::: DATA SHOWN
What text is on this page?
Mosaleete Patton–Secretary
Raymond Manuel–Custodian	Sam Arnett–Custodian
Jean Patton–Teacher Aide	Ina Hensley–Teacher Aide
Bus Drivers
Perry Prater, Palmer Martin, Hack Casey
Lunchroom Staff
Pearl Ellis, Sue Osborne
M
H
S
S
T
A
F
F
::::::
REQUIREMENTS>
Take the entries above and transcribe them in full.

OUTPUT>
What text is on this page?
Mosaleete Patton–Secretary
Raymond Manuel–Custodian	Sam Arnett–Custodian
Jean Patton–Teacher Aide	Ina Hensley–Teacher Aide
Bus Drivers
Perry Prater, Palmer Martin, Hack Casey
Lunchroom Staff
Pearl Ellis, Sue Osborne
M
H
S
S
T
A
F
F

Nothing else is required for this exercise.